_Textauszug_:
◆ ◆ ◆ ◆ ◆ ◆ ◆

Autor:

group of people having a meeting
Foto von Mario Gogh

Gerd Beidernikl
Geschäftsführer vieconsult – Vienna Corporate
Research and Development GmbH,
Universitätslektor für Organisationssoziologie
an der Karl-Franzens-Universität Graz

Mitarbeiterbefragungen zählen zu den Standardinstrumenten der personalistischen Arbeit und erfreuen sich immer größerer Beliebtheit. Dennoch beäugen Mitarbeiter, Betriebsräte, ja sogar Führungskräfte die Befragungsprojekte oft skeptisch. Die Gründe dafür können vielfältig sein, haben ihre Wurzeln aber überwiegend im Projektdesign. Die meisten Unternehmen unterschätzen die Komplexität und Dynamik von Mitarbeiterbefragungen, denn: „Schließlich geht es ja nur darum, einen Fragebogen auszuschicken, oder?“

Aus meiner Sicht weit gefehlt. Wenn wir die unterschiedlichen Funktionen betrachten, die eine Mitarbeiterbefragung für ein Unternehmen leisten kann, so lassen sich zwei Wesentliche unterscheiden:

  • Die Messfunktion: Egal, ob zur Analyse eines akuten Problems, zur Erhebung von Benchmarks oder Evaluation einer durchgeführten Initiative – meist steht die Erhebung statistischer Kennwerte im Vordergrund.

◆ ◆ ◆ ◆ ◆ ◆ ◆

_Aufgabe 1_: Was unterschätzen die meisten Unternehmen laut dem Text über Mitarbeiterbefragungen?
Der Text über Mitarbeiterbefragungen und die Zeilen stehen in keinem Zusammenhang miteinander.

◆ ◆ ◆ ◆ ◆ ◆ ◆

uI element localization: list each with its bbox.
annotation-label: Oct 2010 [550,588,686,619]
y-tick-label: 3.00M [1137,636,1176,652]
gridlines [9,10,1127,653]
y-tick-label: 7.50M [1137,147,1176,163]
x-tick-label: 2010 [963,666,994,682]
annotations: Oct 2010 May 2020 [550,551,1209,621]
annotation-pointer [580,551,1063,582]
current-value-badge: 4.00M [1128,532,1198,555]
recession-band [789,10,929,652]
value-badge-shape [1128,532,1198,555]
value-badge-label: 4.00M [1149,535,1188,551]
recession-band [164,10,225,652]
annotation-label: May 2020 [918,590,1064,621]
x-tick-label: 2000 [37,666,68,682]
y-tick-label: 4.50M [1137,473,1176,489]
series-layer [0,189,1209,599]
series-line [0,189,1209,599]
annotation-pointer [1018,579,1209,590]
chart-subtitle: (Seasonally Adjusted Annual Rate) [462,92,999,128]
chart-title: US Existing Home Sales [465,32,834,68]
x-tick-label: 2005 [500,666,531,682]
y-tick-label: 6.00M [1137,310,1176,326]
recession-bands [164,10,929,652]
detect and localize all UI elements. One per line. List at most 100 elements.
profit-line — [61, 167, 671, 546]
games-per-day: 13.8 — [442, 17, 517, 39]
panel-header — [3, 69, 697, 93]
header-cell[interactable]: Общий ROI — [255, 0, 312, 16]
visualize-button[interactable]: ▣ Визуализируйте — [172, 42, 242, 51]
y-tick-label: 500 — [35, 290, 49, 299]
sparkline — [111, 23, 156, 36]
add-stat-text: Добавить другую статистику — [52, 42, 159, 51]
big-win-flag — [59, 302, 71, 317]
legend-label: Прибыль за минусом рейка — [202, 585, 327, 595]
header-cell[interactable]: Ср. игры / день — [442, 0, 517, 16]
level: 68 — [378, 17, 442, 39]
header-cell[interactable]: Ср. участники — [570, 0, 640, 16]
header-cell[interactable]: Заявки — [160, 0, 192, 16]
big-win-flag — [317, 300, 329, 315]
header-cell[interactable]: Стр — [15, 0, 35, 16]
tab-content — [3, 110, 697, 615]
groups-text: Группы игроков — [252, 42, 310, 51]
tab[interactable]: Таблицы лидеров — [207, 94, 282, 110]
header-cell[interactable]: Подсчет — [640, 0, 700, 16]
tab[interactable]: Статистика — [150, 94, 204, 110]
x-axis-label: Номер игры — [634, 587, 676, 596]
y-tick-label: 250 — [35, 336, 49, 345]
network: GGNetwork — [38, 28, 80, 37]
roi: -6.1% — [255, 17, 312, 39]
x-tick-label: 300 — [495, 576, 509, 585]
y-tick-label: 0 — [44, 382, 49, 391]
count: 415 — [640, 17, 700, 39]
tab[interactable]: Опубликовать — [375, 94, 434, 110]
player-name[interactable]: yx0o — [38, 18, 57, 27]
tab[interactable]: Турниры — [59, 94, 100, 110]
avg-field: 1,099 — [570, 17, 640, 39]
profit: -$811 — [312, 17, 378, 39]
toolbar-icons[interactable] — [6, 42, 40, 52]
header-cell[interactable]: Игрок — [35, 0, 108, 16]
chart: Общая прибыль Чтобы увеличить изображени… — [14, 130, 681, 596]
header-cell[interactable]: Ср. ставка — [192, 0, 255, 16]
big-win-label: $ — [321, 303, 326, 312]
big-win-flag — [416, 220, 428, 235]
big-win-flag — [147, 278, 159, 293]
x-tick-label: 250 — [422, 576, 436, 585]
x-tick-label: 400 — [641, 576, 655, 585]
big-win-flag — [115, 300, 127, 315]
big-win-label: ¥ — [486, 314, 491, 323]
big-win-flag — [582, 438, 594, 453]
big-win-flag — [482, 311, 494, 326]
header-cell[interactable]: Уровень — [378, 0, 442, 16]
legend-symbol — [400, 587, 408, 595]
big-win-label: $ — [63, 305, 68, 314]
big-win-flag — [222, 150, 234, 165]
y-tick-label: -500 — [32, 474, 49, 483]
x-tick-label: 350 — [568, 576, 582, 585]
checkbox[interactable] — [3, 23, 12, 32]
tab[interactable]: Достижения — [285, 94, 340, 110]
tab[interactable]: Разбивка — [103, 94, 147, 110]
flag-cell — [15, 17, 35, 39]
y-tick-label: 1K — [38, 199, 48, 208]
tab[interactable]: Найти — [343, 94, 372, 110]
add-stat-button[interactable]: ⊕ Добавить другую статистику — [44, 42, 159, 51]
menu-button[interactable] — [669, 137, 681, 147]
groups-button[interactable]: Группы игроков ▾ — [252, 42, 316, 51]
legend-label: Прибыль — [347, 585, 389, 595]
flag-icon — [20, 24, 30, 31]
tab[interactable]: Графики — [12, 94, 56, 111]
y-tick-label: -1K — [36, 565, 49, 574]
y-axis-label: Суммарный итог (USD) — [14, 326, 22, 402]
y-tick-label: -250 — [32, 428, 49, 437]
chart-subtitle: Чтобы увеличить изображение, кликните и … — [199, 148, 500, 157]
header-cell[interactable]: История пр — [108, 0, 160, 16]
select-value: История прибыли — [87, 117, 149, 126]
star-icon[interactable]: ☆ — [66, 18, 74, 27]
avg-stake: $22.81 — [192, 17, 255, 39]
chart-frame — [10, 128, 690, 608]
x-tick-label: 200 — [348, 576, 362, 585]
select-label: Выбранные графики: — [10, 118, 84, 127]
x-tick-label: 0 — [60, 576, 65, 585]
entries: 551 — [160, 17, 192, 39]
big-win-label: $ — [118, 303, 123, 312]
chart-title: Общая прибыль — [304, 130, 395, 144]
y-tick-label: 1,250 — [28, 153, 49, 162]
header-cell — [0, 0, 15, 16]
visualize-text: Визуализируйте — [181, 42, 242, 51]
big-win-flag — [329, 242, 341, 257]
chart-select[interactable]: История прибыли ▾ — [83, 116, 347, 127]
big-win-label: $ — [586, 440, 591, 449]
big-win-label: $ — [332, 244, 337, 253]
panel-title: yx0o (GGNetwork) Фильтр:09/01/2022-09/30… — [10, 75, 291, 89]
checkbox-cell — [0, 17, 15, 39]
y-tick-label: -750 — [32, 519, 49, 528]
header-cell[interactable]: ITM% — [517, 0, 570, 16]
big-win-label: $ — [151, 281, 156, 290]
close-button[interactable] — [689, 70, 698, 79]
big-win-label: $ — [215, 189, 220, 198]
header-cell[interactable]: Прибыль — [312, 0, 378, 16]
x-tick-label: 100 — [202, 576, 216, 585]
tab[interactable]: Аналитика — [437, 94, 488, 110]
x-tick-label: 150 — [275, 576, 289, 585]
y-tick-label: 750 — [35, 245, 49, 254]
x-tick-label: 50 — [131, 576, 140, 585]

◆ ◆ ◆ ◆ ◆ ◆ ◆

_Aufgabe 2_: Gib die Zeilen des Datenauszugs unverändert wieder, beginnend mit der ersten Zeile und endend mit der Zeile, die „recession-bands [164,10,929,652]“ enthält.

_Richtige Antwort 1_: Die Komplexität und Dynamik von Mitarbeiterbefragungen.

_Richtige Antwort 2_:
uI element localization: list each with its bbox.
annotation-label: Oct 2010 [550,588,686,619]
y-tick-label: 3.00M [1137,636,1176,652]
gridlines [9,10,1127,653]
y-tick-label: 7.50M [1137,147,1176,163]
x-tick-label: 2010 [963,666,994,682]
annotations: Oct 2010 May 2020 [550,551,1209,621]
annotation-pointer [580,551,1063,582]
current-value-badge: 4.00M [1128,532,1198,555]
recession-band [789,10,929,652]
value-badge-shape [1128,532,1198,555]
value-badge-label: 4.00M [1149,535,1188,551]
recession-band [164,10,225,652]
annotation-label: May 2020 [918,590,1064,621]
x-tick-label: 2000 [37,666,68,682]
y-tick-label: 4.50M [1137,473,1176,489]
series-layer [0,189,1209,599]
series-line [0,189,1209,599]
annotation-pointer [1018,579,1209,590]
chart-subtitle: (Seasonally Adjusted Annual Rate) [462,92,999,128]
chart-title: US Existing Home Sales [465,32,834,68]
x-tick-label: 2005 [500,666,531,682]
y-tick-label: 6.00M [1137,310,1176,326]
recession-bands [164,10,929,652]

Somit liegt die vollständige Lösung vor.